# PASSAGE GIVEN
[BEGIN]

We all come to ceroc or modern jive via different routes. Some have danced forever but want to try something new, or a friend has asked them to come along for moral support. Others have never danced but have been inspired by a tv show, or theatre performance or have even seen a display at a fete or in a shopping area. Encouraging people new to dance is what modern jive is great at – convincing nervous beginners that they really can dance.
But over the last few years, despite the increase in dance shows on tv, the numerous dance tours across towns all over the country, and people being encouraged to try exercise, numbers attending dance classes I’ve been to have dwindled. With venues closing all over the place.
Some are because the suitable venues just aren’t available – in my area alone, 1 large successful freestyle venue closed. The freestyle has been replaced with another venue, but it’s not the same and not as successful. Some nights recently have had much lower numbers than in previous months. And another long standing venue was closed for refurbishment about 3 years ago, and the replacement venue (a school) wasn’t liked by many people so the few who did still attend couldn’t keep it open. The refurbishment still hasn’t taken place so that previous busy ceroc class night has now gone.

[END]

# SUPPLIED MATERIAL
[BEGIN]

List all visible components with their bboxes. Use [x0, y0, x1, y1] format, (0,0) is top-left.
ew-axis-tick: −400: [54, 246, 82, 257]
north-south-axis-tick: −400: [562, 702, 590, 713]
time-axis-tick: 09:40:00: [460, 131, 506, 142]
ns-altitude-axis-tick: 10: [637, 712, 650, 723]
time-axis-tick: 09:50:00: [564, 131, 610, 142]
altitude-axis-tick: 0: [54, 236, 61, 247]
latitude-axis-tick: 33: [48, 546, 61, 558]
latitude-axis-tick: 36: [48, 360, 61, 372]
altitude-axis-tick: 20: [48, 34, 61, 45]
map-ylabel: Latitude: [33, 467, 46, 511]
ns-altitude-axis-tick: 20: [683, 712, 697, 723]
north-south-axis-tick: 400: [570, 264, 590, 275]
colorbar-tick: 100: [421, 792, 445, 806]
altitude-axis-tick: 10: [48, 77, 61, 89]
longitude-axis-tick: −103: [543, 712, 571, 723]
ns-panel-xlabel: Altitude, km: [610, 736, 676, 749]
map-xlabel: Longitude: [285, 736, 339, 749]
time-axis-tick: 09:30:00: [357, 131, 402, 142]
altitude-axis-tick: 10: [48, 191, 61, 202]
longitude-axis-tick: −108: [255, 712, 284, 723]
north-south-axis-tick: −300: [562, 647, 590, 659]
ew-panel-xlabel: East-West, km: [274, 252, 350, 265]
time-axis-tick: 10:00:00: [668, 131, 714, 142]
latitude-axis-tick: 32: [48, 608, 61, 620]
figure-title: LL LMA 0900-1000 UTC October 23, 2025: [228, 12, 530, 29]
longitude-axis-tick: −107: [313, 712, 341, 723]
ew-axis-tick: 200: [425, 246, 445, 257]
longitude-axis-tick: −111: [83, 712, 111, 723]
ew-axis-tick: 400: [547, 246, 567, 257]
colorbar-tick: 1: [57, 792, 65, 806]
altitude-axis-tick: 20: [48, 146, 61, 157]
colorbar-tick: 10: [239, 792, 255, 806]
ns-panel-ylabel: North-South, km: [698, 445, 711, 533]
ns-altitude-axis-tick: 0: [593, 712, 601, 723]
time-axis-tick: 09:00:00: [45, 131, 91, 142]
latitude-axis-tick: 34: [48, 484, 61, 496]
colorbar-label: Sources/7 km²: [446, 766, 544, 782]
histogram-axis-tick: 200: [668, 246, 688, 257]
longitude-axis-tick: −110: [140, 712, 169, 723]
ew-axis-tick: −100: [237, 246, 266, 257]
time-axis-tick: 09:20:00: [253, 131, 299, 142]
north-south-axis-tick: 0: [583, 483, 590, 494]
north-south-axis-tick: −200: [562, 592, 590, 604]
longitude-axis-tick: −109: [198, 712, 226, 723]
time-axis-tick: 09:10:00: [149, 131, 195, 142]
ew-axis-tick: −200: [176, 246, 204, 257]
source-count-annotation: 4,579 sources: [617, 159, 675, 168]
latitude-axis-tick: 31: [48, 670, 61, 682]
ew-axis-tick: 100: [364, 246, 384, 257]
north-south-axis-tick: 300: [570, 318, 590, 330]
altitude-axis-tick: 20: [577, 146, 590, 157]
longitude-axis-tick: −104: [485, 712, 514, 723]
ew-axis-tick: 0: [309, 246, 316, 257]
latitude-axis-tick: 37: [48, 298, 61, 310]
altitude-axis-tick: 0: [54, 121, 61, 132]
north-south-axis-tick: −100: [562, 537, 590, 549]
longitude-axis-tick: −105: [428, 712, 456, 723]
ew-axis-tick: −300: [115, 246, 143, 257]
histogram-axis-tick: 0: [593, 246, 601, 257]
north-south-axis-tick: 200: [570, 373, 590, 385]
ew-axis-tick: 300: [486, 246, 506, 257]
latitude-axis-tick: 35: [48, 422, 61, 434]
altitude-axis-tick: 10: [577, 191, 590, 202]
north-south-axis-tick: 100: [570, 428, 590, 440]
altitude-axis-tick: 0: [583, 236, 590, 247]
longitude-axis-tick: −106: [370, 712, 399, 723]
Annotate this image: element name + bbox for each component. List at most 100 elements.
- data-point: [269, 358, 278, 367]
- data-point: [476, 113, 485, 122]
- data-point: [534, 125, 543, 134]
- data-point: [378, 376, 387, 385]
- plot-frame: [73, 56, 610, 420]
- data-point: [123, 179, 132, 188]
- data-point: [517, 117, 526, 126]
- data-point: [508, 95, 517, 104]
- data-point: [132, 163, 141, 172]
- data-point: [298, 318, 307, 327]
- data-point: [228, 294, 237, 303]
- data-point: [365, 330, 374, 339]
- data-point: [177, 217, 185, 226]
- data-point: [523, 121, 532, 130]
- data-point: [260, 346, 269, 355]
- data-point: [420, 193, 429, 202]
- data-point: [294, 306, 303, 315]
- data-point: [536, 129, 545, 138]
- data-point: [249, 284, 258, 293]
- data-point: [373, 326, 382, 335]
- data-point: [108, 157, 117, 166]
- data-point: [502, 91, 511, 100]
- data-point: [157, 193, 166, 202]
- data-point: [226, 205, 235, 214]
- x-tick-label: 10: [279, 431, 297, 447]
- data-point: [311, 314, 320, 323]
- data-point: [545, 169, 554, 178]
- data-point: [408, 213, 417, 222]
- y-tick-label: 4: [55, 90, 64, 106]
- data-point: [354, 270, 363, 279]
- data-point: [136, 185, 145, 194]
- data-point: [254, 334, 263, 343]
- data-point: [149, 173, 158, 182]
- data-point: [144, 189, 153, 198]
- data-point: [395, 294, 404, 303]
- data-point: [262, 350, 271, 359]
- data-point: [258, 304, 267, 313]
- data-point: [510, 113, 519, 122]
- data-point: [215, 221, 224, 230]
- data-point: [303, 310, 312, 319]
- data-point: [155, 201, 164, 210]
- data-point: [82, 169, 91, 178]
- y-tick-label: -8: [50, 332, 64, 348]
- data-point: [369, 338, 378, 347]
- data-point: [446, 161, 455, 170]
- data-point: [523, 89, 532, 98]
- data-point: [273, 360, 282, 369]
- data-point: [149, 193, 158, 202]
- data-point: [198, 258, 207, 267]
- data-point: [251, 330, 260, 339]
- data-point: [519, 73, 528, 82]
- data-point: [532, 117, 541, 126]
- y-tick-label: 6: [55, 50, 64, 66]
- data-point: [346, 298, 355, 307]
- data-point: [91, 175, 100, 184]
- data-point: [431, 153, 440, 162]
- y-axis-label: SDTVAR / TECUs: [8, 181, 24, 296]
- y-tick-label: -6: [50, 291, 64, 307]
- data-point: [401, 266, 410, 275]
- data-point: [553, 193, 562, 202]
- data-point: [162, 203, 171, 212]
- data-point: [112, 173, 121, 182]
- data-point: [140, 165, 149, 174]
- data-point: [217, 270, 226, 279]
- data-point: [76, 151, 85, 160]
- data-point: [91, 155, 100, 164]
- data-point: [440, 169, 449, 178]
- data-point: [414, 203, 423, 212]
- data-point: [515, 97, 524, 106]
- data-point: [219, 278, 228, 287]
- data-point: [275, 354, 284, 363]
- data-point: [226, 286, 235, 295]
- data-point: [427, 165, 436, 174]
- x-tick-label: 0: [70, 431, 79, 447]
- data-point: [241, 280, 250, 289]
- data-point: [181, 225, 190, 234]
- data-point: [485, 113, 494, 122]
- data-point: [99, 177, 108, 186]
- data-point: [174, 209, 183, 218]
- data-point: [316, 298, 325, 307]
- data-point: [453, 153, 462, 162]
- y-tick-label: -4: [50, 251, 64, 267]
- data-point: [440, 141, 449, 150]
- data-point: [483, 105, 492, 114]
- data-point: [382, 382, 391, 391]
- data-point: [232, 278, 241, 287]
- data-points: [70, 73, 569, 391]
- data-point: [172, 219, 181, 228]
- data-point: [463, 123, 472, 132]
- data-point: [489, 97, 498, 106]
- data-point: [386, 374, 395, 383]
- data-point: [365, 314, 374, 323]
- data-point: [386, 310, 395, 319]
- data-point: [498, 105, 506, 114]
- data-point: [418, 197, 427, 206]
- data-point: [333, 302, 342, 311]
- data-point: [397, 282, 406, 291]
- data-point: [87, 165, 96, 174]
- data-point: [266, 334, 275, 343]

[END]

# TASK STATEMENT
In one to three sentences, explain why the passage on modern jive says the once-busy ceroc class night at the long-standing venue has now gone. The listing has no connection to the passage on modern jive.

# TASK SOLUTION
The venue closed for refurbishment about three years ago, and many people disliked the replacement venue, a school, so the few who kept attending could not keep it open. The refurbishment still has not taken place, so the class night has ended.